EXERCISE INSTRUCTIONS: A faithful transcription of all the data is required.

* Start RECORDS TO USE *

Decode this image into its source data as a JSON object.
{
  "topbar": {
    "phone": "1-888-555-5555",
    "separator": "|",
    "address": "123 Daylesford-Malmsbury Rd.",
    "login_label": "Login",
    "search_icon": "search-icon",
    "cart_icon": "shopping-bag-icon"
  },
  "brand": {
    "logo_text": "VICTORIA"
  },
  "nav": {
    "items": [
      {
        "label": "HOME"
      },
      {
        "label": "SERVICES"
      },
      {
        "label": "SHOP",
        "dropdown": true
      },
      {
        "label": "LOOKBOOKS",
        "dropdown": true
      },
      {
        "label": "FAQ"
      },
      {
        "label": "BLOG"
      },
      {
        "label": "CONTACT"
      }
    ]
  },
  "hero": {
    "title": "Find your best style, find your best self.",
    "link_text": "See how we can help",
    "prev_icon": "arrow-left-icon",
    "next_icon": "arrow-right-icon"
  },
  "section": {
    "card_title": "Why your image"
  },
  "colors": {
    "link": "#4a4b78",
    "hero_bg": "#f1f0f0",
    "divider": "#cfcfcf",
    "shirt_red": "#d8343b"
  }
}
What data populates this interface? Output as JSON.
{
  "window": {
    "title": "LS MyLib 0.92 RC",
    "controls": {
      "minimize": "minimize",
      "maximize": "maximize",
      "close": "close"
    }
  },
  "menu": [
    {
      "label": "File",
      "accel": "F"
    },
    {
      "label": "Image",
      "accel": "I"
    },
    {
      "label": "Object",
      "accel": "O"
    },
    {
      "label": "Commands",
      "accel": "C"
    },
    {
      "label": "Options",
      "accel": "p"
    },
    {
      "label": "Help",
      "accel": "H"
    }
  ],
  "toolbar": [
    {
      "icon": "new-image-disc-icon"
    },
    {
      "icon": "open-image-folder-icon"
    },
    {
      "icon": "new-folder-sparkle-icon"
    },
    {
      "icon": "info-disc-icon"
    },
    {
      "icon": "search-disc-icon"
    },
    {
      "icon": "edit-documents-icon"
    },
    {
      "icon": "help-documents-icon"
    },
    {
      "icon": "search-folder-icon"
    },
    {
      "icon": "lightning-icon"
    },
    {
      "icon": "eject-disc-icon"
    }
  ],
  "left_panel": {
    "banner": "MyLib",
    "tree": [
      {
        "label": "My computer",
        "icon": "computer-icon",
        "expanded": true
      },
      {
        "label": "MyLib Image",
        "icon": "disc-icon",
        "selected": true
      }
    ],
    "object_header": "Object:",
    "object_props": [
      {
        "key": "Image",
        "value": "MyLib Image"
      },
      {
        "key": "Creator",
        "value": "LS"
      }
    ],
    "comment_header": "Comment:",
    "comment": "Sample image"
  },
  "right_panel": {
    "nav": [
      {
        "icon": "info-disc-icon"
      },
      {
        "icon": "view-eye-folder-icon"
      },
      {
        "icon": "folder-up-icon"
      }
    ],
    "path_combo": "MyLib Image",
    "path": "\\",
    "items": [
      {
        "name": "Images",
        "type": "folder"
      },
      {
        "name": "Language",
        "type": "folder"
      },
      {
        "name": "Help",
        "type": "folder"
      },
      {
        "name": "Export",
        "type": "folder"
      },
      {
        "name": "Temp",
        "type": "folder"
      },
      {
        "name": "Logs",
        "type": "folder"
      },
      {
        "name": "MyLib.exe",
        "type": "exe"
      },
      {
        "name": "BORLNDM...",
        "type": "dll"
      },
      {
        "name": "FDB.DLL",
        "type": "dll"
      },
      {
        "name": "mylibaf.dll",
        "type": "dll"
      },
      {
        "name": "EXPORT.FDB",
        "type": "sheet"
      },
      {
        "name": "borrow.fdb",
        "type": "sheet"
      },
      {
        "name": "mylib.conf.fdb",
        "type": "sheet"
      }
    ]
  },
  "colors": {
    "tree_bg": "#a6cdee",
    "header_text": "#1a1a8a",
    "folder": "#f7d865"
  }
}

* End RECORDS TO USE *

TASK OUTPUT:
Decode this image into its source data as a JSON object.
{
  "topbar": {
    "phone": "1-888-555-5555",
    "separator": "|",
    "address": "123 Daylesford-Malmsbury Rd.",
    "login_label": "Login",
    "search_icon": "search-icon",
    "cart_icon": "shopping-bag-icon"
  },
  "brand": {
    "logo_text": "VICTORIA"
  },
  "nav": {
    "items": [
      {
        "label": "HOME"
      },
      {
        "label": "SERVICES"
      },
      {
        "label": "SHOP",
        "dropdown": true
      },
      {
        "label": "LOOKBOOKS",
        "dropdown": true
      },
      {
        "label": "FAQ"
      },
      {
        "label": "BLOG"
      },
      {
        "label": "CONTACT"
      }
    ]
  },
  "hero": {
    "title": "Find your best style, find your best self.",
    "link_text": "See how we can help",
    "prev_icon": "arrow-left-icon",
    "next_icon": "arrow-right-icon"
  },
  "section": {
    "card_title": "Why your image"
  },
  "colors": {
    "link": "#4a4b78",
    "hero_bg": "#f1f0f0",
    "divider": "#cfcfcf",
    "shirt_red": "#d8343b"
  }
}
What data populates this interface? Output as JSON.
{
  "window": {
    "title": "LS MyLib 0.92 RC",
    "controls": {
      "minimize": "minimize",
      "maximize": "maximize",
      "close": "close"
    }
  },
  "menu": [
    {
      "label": "File",
      "accel": "F"
    },
    {
      "label": "Image",
      "accel": "I"
    },
    {
      "label": "Object",
      "accel": "O"
    },
    {
      "label": "Commands",
      "accel": "C"
    },
    {
      "label": "Options",
      "accel": "p"
    },
    {
      "label": "Help",
      "accel": "H"
    }
  ],
  "toolbar": [
    {
      "icon": "new-image-disc-icon"
    },
    {
      "icon": "open-image-folder-icon"
    },
    {
      "icon": "new-folder-sparkle-icon"
    },
    {
      "icon": "info-disc-icon"
    },
    {
      "icon": "search-disc-icon"
    },
    {
      "icon": "edit-documents-icon"
    },
    {
      "icon": "help-documents-icon"
    },
    {
      "icon": "search-folder-icon"
    },
    {
      "icon": "lightning-icon"
    },
    {
      "icon": "eject-disc-icon"
    }
  ],
  "left_panel": {
    "banner": "MyLib",
    "tree": [
      {
        "label": "My computer",
        "icon": "computer-icon",
        "expanded": true
      },
      {
        "label": "MyLib Image",
        "icon": "disc-icon",
        "selected": true
      }
    ],
    "object_header": "Object:",
    "object_props": [
      {
        "key": "Image",
        "value": "MyLib Image"
      },
      {
        "key": "Creator",
        "value": "LS"
      }
    ],
    "comment_header": "Comment:",
    "comment": "Sample image"
  },
  "right_panel": {
    "nav": [
      {
        "icon": "info-disc-icon"
      },
      {
        "icon": "view-eye-folder-icon"
      },
      {
        "icon": "folder-up-icon"
      }
    ],
    "path_combo": "MyLib Image",
    "path": "\\",
    "items": [
      {
        "name": "Images",
        "type": "folder"
      },
      {
        "name": "Language",
        "type": "folder"
      },
      {
        "name": "Help",
        "type": "folder"
      },
      {
        "name": "Export",
        "type": "folder"
      },
      {
        "name": "Temp",
        "type": "folder"
      },
      {
        "name": "Logs",
        "type": "folder"
      },
      {
        "name": "MyLib.exe",
        "type": "exe"
      },
      {
        "name": "BORLNDM...",
        "type": "dll"
      },
      {
        "name": "FDB.DLL",
        "type": "dll"
      },
      {
        "name": "mylibaf.dll",
        "type": "dll"
      },
      {
        "name": "EXPORT.FDB",
        "type": "sheet"
      },
      {
        "name": "borrow.fdb",
        "type": "sheet"
      },
      {
        "name": "mylib.conf.fdb",
        "type": "sheet"
      }
    ]
  },
  "colors": {
    "tree_bg": "#a6cdee",
    "header_text": "#1a1a8a",
    "folder": "#f7d865"
  }
}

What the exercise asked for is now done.